Entries from a visual dataset:
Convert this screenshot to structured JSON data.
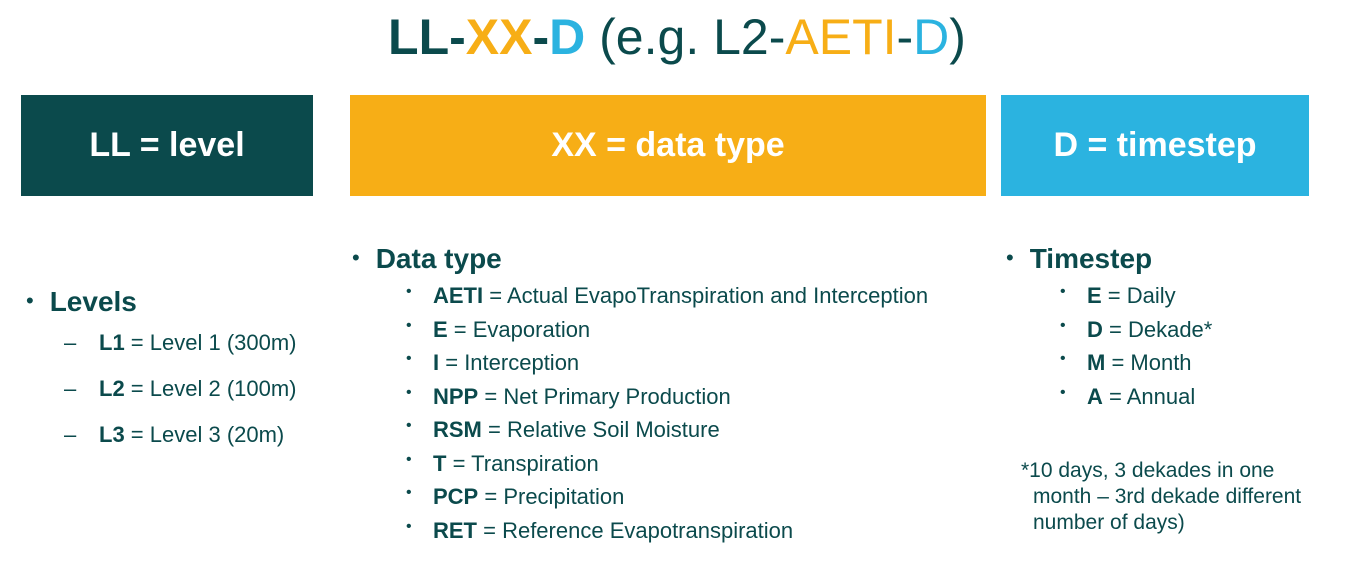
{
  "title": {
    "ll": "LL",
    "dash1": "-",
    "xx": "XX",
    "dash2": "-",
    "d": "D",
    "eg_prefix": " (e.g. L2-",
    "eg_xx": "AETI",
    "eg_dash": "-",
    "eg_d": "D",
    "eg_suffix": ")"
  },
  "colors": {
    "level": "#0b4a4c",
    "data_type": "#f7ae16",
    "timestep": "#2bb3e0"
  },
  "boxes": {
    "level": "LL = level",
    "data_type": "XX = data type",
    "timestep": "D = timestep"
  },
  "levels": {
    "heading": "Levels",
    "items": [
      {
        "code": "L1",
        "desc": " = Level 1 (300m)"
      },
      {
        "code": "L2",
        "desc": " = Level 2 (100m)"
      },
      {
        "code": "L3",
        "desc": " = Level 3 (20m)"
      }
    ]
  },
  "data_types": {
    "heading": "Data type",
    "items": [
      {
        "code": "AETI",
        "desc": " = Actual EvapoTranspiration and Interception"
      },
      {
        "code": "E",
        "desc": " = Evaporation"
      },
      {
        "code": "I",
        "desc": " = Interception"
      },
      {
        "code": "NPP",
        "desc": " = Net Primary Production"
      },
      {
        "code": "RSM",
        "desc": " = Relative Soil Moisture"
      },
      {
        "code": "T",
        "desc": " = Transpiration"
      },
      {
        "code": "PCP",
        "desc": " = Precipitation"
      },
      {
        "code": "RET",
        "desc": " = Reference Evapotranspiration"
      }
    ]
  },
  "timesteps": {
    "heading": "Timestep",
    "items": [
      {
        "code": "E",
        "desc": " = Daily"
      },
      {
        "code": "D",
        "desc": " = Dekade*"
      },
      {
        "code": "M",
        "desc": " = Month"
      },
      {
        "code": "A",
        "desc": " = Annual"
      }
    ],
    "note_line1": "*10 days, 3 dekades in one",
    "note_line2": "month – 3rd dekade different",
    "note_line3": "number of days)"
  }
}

DIRECTIONS FOR THIS TASK:
Copy the data exactly. Any picture it contains is to be omitted.

RESULT OF THE EXERCISE:
Convert this screenshot to structured JSON data.
{
  "title": {
    "ll": "LL",
    "dash1": "-",
    "xx": "XX",
    "dash2": "-",
    "d": "D",
    "eg_prefix": " (e.g. L2-",
    "eg_xx": "AETI",
    "eg_dash": "-",
    "eg_d": "D",
    "eg_suffix": ")"
  },
  "colors": {
    "level": "#0b4a4c",
    "data_type": "#f7ae16",
    "timestep": "#2bb3e0"
  },
  "boxes": {
    "level": "LL = level",
    "data_type": "XX = data type",
    "timestep": "D = timestep"
  },
  "levels": {
    "heading": "Levels",
    "items": [
      {
        "code": "L1",
        "desc": " = Level 1 (300m)"
      },
      {
        "code": "L2",
        "desc": " = Level 2 (100m)"
      },
      {
        "code": "L3",
        "desc": " = Level 3 (20m)"
      }
    ]
  },
  "data_types": {
    "heading": "Data type",
    "items": [
      {
        "code": "AETI",
        "desc": " = Actual EvapoTranspiration and Interception"
      },
      {
        "code": "E",
        "desc": " = Evaporation"
      },
      {
        "code": "I",
        "desc": " = Interception"
      },
      {
        "code": "NPP",
        "desc": " = Net Primary Production"
      },
      {
        "code": "RSM",
        "desc": " = Relative Soil Moisture"
      },
      {
        "code": "T",
        "desc": " = Transpiration"
      },
      {
        "code": "PCP",
        "desc": " = Precipitation"
      },
      {
        "code": "RET",
        "desc": " = Reference Evapotranspiration"
      }
    ]
  },
  "timesteps": {
    "heading": "Timestep",
    "items": [
      {
        "code": "E",
        "desc": " = Daily"
      },
      {
        "code": "D",
        "desc": " = Dekade*"
      },
      {
        "code": "M",
        "desc": " = Month"
      },
      {
        "code": "A",
        "desc": " = Annual"
      }
    ],
    "note_line1": "*10 days, 3 dekades in one",
    "note_line2": "month – 3rd dekade different",
    "note_line3": "number of days)"
  }
}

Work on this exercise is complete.